Extracted records:
▼

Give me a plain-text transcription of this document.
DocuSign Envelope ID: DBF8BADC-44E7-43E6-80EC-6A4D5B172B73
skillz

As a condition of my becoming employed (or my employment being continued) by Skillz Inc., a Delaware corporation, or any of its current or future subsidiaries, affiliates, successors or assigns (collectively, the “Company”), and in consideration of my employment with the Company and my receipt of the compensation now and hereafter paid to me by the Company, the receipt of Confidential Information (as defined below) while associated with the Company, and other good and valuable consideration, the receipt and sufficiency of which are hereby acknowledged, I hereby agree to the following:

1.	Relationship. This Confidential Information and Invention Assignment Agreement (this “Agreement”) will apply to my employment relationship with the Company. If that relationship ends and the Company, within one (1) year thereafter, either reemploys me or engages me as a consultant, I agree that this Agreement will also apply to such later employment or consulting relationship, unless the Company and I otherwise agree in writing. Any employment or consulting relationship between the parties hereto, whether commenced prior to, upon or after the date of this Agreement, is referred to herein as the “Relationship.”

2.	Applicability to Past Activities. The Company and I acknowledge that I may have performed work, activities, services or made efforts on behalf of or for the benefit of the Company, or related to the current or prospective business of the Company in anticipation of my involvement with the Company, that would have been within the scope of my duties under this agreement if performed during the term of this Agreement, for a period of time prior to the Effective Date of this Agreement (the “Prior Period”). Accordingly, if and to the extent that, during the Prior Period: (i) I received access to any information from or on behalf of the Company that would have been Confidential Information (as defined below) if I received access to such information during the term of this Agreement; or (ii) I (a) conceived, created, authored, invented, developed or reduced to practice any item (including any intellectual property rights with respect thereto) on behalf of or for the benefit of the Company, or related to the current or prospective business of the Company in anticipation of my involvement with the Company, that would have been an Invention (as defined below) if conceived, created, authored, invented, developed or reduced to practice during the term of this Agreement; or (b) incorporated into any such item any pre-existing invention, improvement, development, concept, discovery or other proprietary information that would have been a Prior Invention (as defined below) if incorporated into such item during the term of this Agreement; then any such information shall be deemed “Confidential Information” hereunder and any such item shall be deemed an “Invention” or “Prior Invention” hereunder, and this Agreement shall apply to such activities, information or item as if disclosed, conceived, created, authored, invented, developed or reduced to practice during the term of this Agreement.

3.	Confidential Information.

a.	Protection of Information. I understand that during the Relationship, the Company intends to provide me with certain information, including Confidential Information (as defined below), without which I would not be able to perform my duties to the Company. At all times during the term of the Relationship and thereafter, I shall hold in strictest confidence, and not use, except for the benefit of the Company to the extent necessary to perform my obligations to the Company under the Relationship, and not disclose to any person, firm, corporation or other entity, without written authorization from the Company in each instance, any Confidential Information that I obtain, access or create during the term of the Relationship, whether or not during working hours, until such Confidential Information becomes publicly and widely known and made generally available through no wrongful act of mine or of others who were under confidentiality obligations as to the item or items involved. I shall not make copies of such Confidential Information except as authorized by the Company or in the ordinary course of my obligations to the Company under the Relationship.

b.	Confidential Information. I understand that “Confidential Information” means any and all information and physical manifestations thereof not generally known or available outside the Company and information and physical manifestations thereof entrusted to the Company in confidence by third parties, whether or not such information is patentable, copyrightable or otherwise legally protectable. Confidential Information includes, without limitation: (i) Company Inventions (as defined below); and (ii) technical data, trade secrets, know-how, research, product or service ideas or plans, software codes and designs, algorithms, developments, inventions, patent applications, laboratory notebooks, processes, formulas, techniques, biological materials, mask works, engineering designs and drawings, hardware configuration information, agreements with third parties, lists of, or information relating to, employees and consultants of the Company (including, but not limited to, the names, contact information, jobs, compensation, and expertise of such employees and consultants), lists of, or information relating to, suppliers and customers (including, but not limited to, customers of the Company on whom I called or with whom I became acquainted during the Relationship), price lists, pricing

▲
▼

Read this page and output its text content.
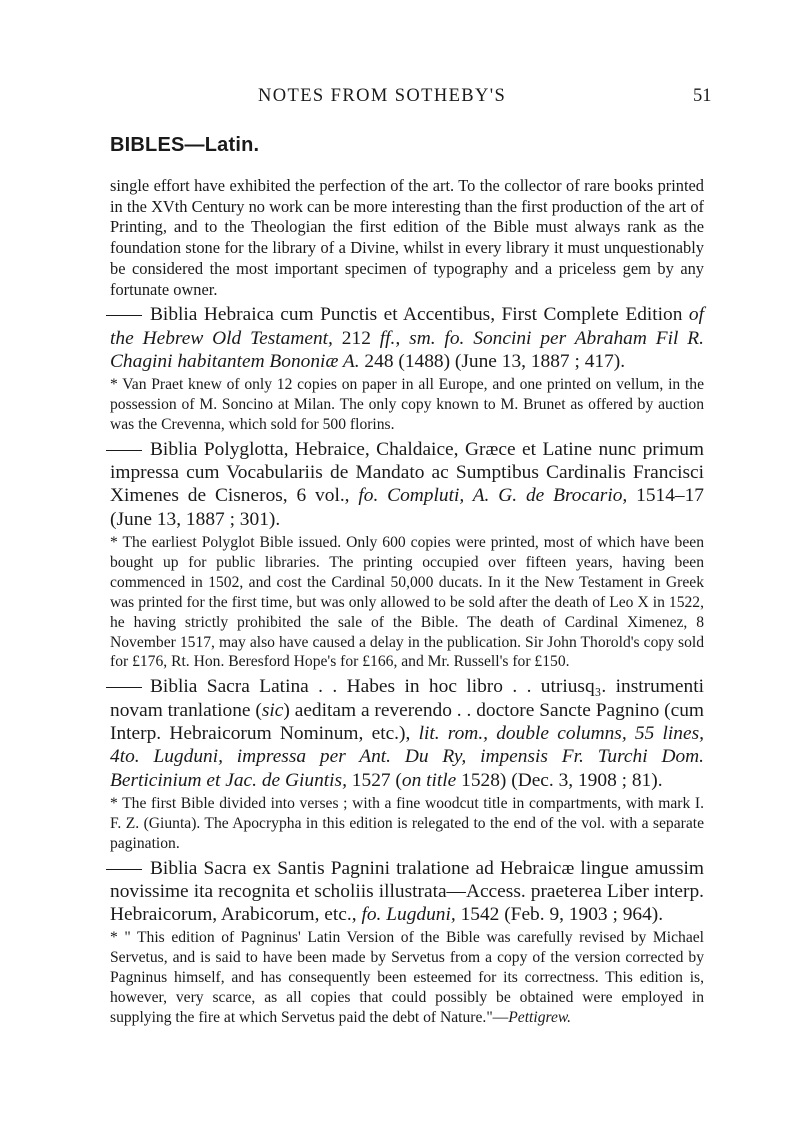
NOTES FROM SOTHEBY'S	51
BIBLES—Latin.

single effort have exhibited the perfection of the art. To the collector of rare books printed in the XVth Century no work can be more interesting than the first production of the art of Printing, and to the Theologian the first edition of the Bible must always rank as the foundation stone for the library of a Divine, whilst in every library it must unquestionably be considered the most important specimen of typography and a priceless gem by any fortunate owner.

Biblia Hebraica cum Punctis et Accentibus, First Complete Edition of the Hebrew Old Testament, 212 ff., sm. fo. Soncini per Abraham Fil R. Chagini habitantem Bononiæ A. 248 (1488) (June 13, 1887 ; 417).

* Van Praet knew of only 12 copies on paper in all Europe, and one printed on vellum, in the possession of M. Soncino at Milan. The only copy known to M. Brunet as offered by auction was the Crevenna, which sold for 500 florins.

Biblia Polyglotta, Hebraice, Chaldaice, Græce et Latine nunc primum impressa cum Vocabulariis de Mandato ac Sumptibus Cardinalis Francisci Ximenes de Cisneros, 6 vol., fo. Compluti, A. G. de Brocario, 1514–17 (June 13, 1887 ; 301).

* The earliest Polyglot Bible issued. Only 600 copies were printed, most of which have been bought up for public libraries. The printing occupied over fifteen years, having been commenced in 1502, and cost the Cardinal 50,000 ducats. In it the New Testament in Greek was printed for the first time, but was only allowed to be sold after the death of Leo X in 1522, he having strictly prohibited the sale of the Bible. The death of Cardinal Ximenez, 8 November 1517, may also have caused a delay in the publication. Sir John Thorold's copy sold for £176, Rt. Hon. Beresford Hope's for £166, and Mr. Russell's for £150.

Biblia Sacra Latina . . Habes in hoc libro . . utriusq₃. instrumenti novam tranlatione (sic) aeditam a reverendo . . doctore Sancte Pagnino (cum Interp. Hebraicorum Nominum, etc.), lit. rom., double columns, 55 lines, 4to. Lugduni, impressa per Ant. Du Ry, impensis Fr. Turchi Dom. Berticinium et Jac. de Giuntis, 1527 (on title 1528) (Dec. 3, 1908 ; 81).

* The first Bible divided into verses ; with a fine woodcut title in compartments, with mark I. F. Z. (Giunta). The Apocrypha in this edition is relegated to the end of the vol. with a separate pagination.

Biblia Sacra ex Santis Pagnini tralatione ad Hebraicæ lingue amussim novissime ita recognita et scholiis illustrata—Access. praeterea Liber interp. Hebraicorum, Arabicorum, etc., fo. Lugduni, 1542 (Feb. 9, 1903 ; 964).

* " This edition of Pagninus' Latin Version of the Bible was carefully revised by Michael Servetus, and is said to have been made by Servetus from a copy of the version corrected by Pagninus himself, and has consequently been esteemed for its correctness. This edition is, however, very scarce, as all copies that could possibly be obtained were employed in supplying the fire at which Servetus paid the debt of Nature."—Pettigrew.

▲

The word "employed" may occur in lines of the records. Report how many such lines there are, giving only the number.

2